* STATED TASK *
Go through the entries below and retype them exactly, omitting each picture.

* DATA *

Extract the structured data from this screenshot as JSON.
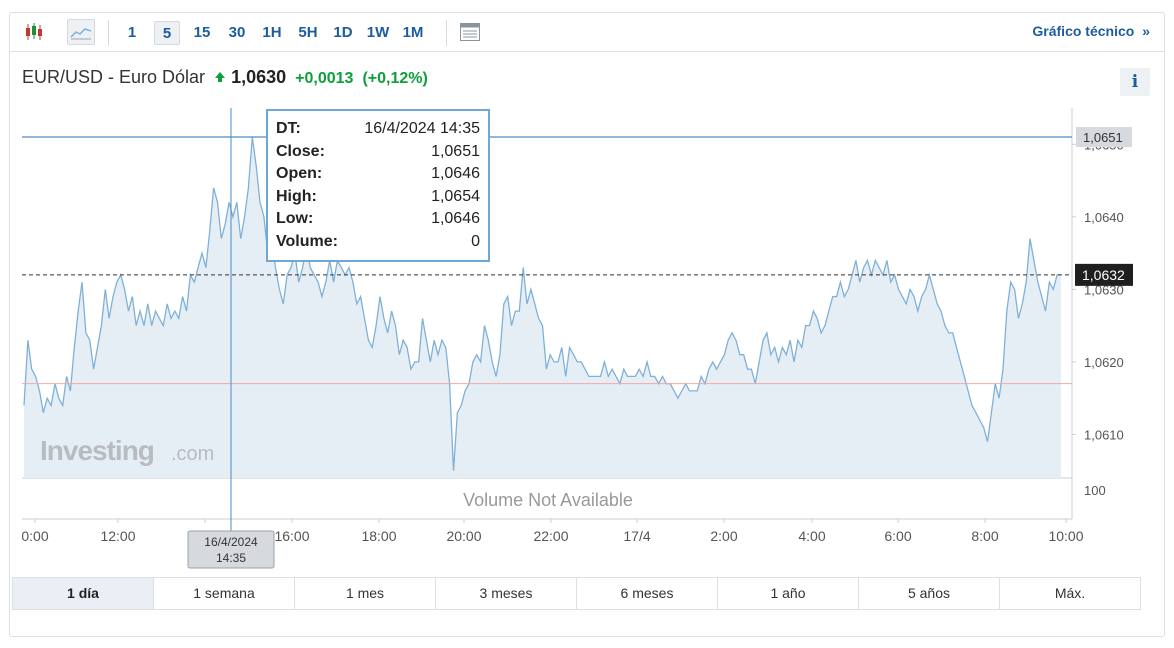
{
  "toolbar": {
    "icons": [
      "candlestick-icon",
      "area-chart-icon",
      "indicators-icon"
    ],
    "timeframes": [
      "1",
      "5",
      "15",
      "30",
      "1H",
      "5H",
      "1D",
      "1W",
      "1M"
    ],
    "active_timeframe": "5",
    "technical_link": "Gráfico técnico",
    "technical_arrow": "»"
  },
  "header": {
    "instrument": "EUR/USD - Euro Dólar",
    "price": "1,0630",
    "change": "+0,0013",
    "change_pct": "(+0,12%)",
    "info_label": "i"
  },
  "watermark": {
    "brand": "Investing",
    "suffix": ".com"
  },
  "volume_label": "Volume Not Available",
  "tooltip": {
    "rows": [
      {
        "k": "DT:",
        "v": "16/4/2024 14:35"
      },
      {
        "k": "Close:",
        "v": "1,0651"
      },
      {
        "k": "Open:",
        "v": "1,0646"
      },
      {
        "k": "High:",
        "v": "1,0654"
      },
      {
        "k": "Low:",
        "v": "1,0646"
      },
      {
        "k": "Volume:",
        "v": "0"
      }
    ]
  },
  "crosshair_label": {
    "date": "16/4/2024",
    "time": "14:35"
  },
  "range_tabs": [
    "1 día",
    "1 semana",
    "1 mes",
    "3 meses",
    "6 meses",
    "1 año",
    "5 años",
    "Máx."
  ],
  "active_range": "1 día",
  "colors": {
    "line": "#7fb1d8",
    "fill": "#e6eef5",
    "crosshair": "#4a8cc4",
    "prev_close": "#f2a8a8",
    "accent": "#1d5c9f",
    "up": "#0e9e3a"
  },
  "chart_data": {
    "type": "area",
    "y_ticks": [
      "1,0610",
      "1,0620",
      "1,0630",
      "1,0640",
      "1,0650"
    ],
    "ylim": [
      1.0604,
      1.0655
    ],
    "volume_tick": "100",
    "x_ticks": [
      {
        "label": "0:00",
        "hours": 0
      },
      {
        "label": "12:00",
        "hours": 12
      },
      {
        "label": "14:00",
        "hours": 14
      },
      {
        "label": "16:00",
        "hours": 16
      },
      {
        "label": "18:00",
        "hours": 18
      },
      {
        "label": "20:00",
        "hours": 20
      },
      {
        "label": "22:00",
        "hours": 22
      },
      {
        "label": "17/4",
        "hours": 24
      },
      {
        "label": "2:00",
        "hours": 26
      },
      {
        "label": "4:00",
        "hours": 28
      },
      {
        "label": "6:00",
        "hours": 30
      },
      {
        "label": "8:00",
        "hours": 32
      },
      {
        "label": "10:00",
        "hours": 34
      }
    ],
    "crosshair_hours": 14.583,
    "crosshair_value": 1.0651,
    "crosshair_value_label": "1,0651",
    "current_value": 1.0632,
    "current_value_label": "1,0632",
    "prev_close_value": 1.0617,
    "series": [
      {
        "values": [
          1.0614,
          1.0623,
          1.0619,
          1.0618,
          1.0616,
          1.0613,
          1.0615,
          1.0614,
          1.0617,
          1.0615,
          1.0614,
          1.0618,
          1.0616,
          1.0622,
          1.0627,
          1.0631,
          1.0624,
          1.0623,
          1.0619,
          1.0622,
          1.0625,
          1.063,
          1.0626,
          1.0629,
          1.0631,
          1.0632,
          1.063,
          1.0627,
          1.0629,
          1.0625,
          1.0627,
          1.0625,
          1.0628,
          1.0625,
          1.0627,
          1.0626,
          1.0625,
          1.0628,
          1.0626,
          1.0627,
          1.0626,
          1.0629,
          1.0627,
          1.0632,
          1.0631,
          1.0633,
          1.0635,
          1.0633,
          1.0638,
          1.0644,
          1.0642,
          1.0637,
          1.0639,
          1.0642,
          1.064,
          1.0642,
          1.0637,
          1.064,
          1.0644,
          1.0651,
          1.0647,
          1.0642,
          1.064,
          1.0635,
          1.0637,
          1.0633,
          1.063,
          1.0628,
          1.0632,
          1.0633,
          1.0635,
          1.0631,
          1.0633,
          1.0636,
          1.0633,
          1.0632,
          1.0631,
          1.0629,
          1.0631,
          1.0634,
          1.0631,
          1.0634,
          1.0633,
          1.0632,
          1.0633,
          1.0631,
          1.0628,
          1.0629,
          1.0626,
          1.0623,
          1.0622,
          1.0625,
          1.0629,
          1.0626,
          1.0624,
          1.0627,
          1.0625,
          1.0621,
          1.0623,
          1.0622,
          1.0619,
          1.062,
          1.062,
          1.0626,
          1.0623,
          1.062,
          1.0623,
          1.0621,
          1.0623,
          1.0622,
          1.0617,
          1.0605,
          1.0613,
          1.0614,
          1.0616,
          1.0617,
          1.062,
          1.0621,
          1.062,
          1.0625,
          1.0623,
          1.062,
          1.0618,
          1.0621,
          1.0628,
          1.0629,
          1.0625,
          1.0627,
          1.0627,
          1.0633,
          1.0628,
          1.063,
          1.0628,
          1.0626,
          1.0625,
          1.0619,
          1.0621,
          1.062,
          1.062,
          1.0622,
          1.0618,
          1.0622,
          1.0621,
          1.062,
          1.062,
          1.0619,
          1.0618,
          1.0618,
          1.0618,
          1.0618,
          1.062,
          1.0618,
          1.0619,
          1.0618,
          1.0617,
          1.0619,
          1.0618,
          1.0618,
          1.0618,
          1.0619,
          1.0618,
          1.062,
          1.0618,
          1.0618,
          1.0617,
          1.0618,
          1.0617,
          1.0617,
          1.0616,
          1.0615,
          1.0616,
          1.0617,
          1.0616,
          1.0616,
          1.0616,
          1.0618,
          1.0617,
          1.0619,
          1.062,
          1.0619,
          1.062,
          1.0621,
          1.0623,
          1.0624,
          1.0623,
          1.0621,
          1.0621,
          1.0619,
          1.0619,
          1.0617,
          1.062,
          1.0623,
          1.0624,
          1.0621,
          1.0622,
          1.062,
          1.0622,
          1.0621,
          1.0623,
          1.062,
          1.0623,
          1.0622,
          1.0625,
          1.0625,
          1.0627,
          1.0626,
          1.0624,
          1.0625,
          1.0627,
          1.0629,
          1.0629,
          1.0631,
          1.0629,
          1.063,
          1.0632,
          1.0634,
          1.0631,
          1.0633,
          1.0634,
          1.0632,
          1.0634,
          1.0633,
          1.0632,
          1.0634,
          1.0631,
          1.0632,
          1.063,
          1.0629,
          1.0628,
          1.063,
          1.0629,
          1.0627,
          1.0629,
          1.063,
          1.0632,
          1.063,
          1.0628,
          1.0627,
          1.0625,
          1.0624,
          1.0624,
          1.0622,
          1.062,
          1.0618,
          1.0616,
          1.0614,
          1.0613,
          1.0612,
          1.0611,
          1.0609,
          1.0613,
          1.0617,
          1.0615,
          1.0619,
          1.0627,
          1.0631,
          1.063,
          1.0626,
          1.0628,
          1.0631,
          1.0637,
          1.0634,
          1.0631,
          1.0629,
          1.0627,
          1.0631,
          1.063,
          1.0632,
          1.0632
        ]
      }
    ]
  }
}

* SOLUTION *
Extract the structured data from this screenshot as JSON.
{
  "toolbar": {
    "icons": [
      "candlestick-icon",
      "area-chart-icon",
      "indicators-icon"
    ],
    "timeframes": [
      "1",
      "5",
      "15",
      "30",
      "1H",
      "5H",
      "1D",
      "1W",
      "1M"
    ],
    "active_timeframe": "5",
    "technical_link": "Gráfico técnico",
    "technical_arrow": "»"
  },
  "header": {
    "instrument": "EUR/USD - Euro Dólar",
    "price": "1,0630",
    "change": "+0,0013",
    "change_pct": "(+0,12%)",
    "info_label": "i"
  },
  "watermark": {
    "brand": "Investing",
    "suffix": ".com"
  },
  "volume_label": "Volume Not Available",
  "tooltip": {
    "rows": [
      {
        "k": "DT:",
        "v": "16/4/2024 14:35"
      },
      {
        "k": "Close:",
        "v": "1,0651"
      },
      {
        "k": "Open:",
        "v": "1,0646"
      },
      {
        "k": "High:",
        "v": "1,0654"
      },
      {
        "k": "Low:",
        "v": "1,0646"
      },
      {
        "k": "Volume:",
        "v": "0"
      }
    ]
  },
  "crosshair_label": {
    "date": "16/4/2024",
    "time": "14:35"
  },
  "range_tabs": [
    "1 día",
    "1 semana",
    "1 mes",
    "3 meses",
    "6 meses",
    "1 año",
    "5 años",
    "Máx."
  ],
  "active_range": "1 día",
  "colors": {
    "line": "#7fb1d8",
    "fill": "#e6eef5",
    "crosshair": "#4a8cc4",
    "prev_close": "#f2a8a8",
    "accent": "#1d5c9f",
    "up": "#0e9e3a"
  },
  "chart_data": {
    "type": "area",
    "y_ticks": [
      "1,0610",
      "1,0620",
      "1,0630",
      "1,0640",
      "1,0650"
    ],
    "ylim": [
      1.0604,
      1.0655
    ],
    "volume_tick": "100",
    "x_ticks": [
      {
        "label": "0:00",
        "hours": 0
      },
      {
        "label": "12:00",
        "hours": 12
      },
      {
        "label": "14:00",
        "hours": 14
      },
      {
        "label": "16:00",
        "hours": 16
      },
      {
        "label": "18:00",
        "hours": 18
      },
      {
        "label": "20:00",
        "hours": 20
      },
      {
        "label": "22:00",
        "hours": 22
      },
      {
        "label": "17/4",
        "hours": 24
      },
      {
        "label": "2:00",
        "hours": 26
      },
      {
        "label": "4:00",
        "hours": 28
      },
      {
        "label": "6:00",
        "hours": 30
      },
      {
        "label": "8:00",
        "hours": 32
      },
      {
        "label": "10:00",
        "hours": 34
      }
    ],
    "crosshair_hours": 14.583,
    "crosshair_value": 1.0651,
    "crosshair_value_label": "1,0651",
    "current_value": 1.0632,
    "current_value_label": "1,0632",
    "prev_close_value": 1.0617,
    "series": [
      {
        "values": [
          1.0614,
          1.0623,
          1.0619,
          1.0618,
          1.0616,
          1.0613,
          1.0615,
          1.0614,
          1.0617,
          1.0615,
          1.0614,
          1.0618,
          1.0616,
          1.0622,
          1.0627,
          1.0631,
          1.0624,
          1.0623,
          1.0619,
          1.0622,
          1.0625,
          1.063,
          1.0626,
          1.0629,
          1.0631,
          1.0632,
          1.063,
          1.0627,
          1.0629,
          1.0625,
          1.0627,
          1.0625,
          1.0628,
          1.0625,
          1.0627,
          1.0626,
          1.0625,
          1.0628,
          1.0626,
          1.0627,
          1.0626,
          1.0629,
          1.0627,
          1.0632,
          1.0631,
          1.0633,
          1.0635,
          1.0633,
          1.0638,
          1.0644,
          1.0642,
          1.0637,
          1.0639,
          1.0642,
          1.064,
          1.0642,
          1.0637,
          1.064,
          1.0644,
          1.0651,
          1.0647,
          1.0642,
          1.064,
          1.0635,
          1.0637,
          1.0633,
          1.063,
          1.0628,
          1.0632,
          1.0633,
          1.0635,
          1.0631,
          1.0633,
          1.0636,
          1.0633,
          1.0632,
          1.0631,
          1.0629,
          1.0631,
          1.0634,
          1.0631,
          1.0634,
          1.0633,
          1.0632,
          1.0633,
          1.0631,
          1.0628,
          1.0629,
          1.0626,
          1.0623,
          1.0622,
          1.0625,
          1.0629,
          1.0626,
          1.0624,
          1.0627,
          1.0625,
          1.0621,
          1.0623,
          1.0622,
          1.0619,
          1.062,
          1.062,
          1.0626,
          1.0623,
          1.062,
          1.0623,
          1.0621,
          1.0623,
          1.0622,
          1.0617,
          1.0605,
          1.0613,
          1.0614,
          1.0616,
          1.0617,
          1.062,
          1.0621,
          1.062,
          1.0625,
          1.0623,
          1.062,
          1.0618,
          1.0621,
          1.0628,
          1.0629,
          1.0625,
          1.0627,
          1.0627,
          1.0633,
          1.0628,
          1.063,
          1.0628,
          1.0626,
          1.0625,
          1.0619,
          1.0621,
          1.062,
          1.062,
          1.0622,
          1.0618,
          1.0622,
          1.0621,
          1.062,
          1.062,
          1.0619,
          1.0618,
          1.0618,
          1.0618,
          1.0618,
          1.062,
          1.0618,
          1.0619,
          1.0618,
          1.0617,
          1.0619,
          1.0618,
          1.0618,
          1.0618,
          1.0619,
          1.0618,
          1.062,
          1.0618,
          1.0618,
          1.0617,
          1.0618,
          1.0617,
          1.0617,
          1.0616,
          1.0615,
          1.0616,
          1.0617,
          1.0616,
          1.0616,
          1.0616,
          1.0618,
          1.0617,
          1.0619,
          1.062,
          1.0619,
          1.062,
          1.0621,
          1.0623,
          1.0624,
          1.0623,
          1.0621,
          1.0621,
          1.0619,
          1.0619,
          1.0617,
          1.062,
          1.0623,
          1.0624,
          1.0621,
          1.0622,
          1.062,
          1.0622,
          1.0621,
          1.0623,
          1.062,
          1.0623,
          1.0622,
          1.0625,
          1.0625,
          1.0627,
          1.0626,
          1.0624,
          1.0625,
          1.0627,
          1.0629,
          1.0629,
          1.0631,
          1.0629,
          1.063,
          1.0632,
          1.0634,
          1.0631,
          1.0633,
          1.0634,
          1.0632,
          1.0634,
          1.0633,
          1.0632,
          1.0634,
          1.0631,
          1.0632,
          1.063,
          1.0629,
          1.0628,
          1.063,
          1.0629,
          1.0627,
          1.0629,
          1.063,
          1.0632,
          1.063,
          1.0628,
          1.0627,
          1.0625,
          1.0624,
          1.0624,
          1.0622,
          1.062,
          1.0618,
          1.0616,
          1.0614,
          1.0613,
          1.0612,
          1.0611,
          1.0609,
          1.0613,
          1.0617,
          1.0615,
          1.0619,
          1.0627,
          1.0631,
          1.063,
          1.0626,
          1.0628,
          1.0631,
          1.0637,
          1.0634,
          1.0631,
          1.0629,
          1.0627,
          1.0631,
          1.063,
          1.0632,
          1.0632
        ]
      }
    ]
  }
}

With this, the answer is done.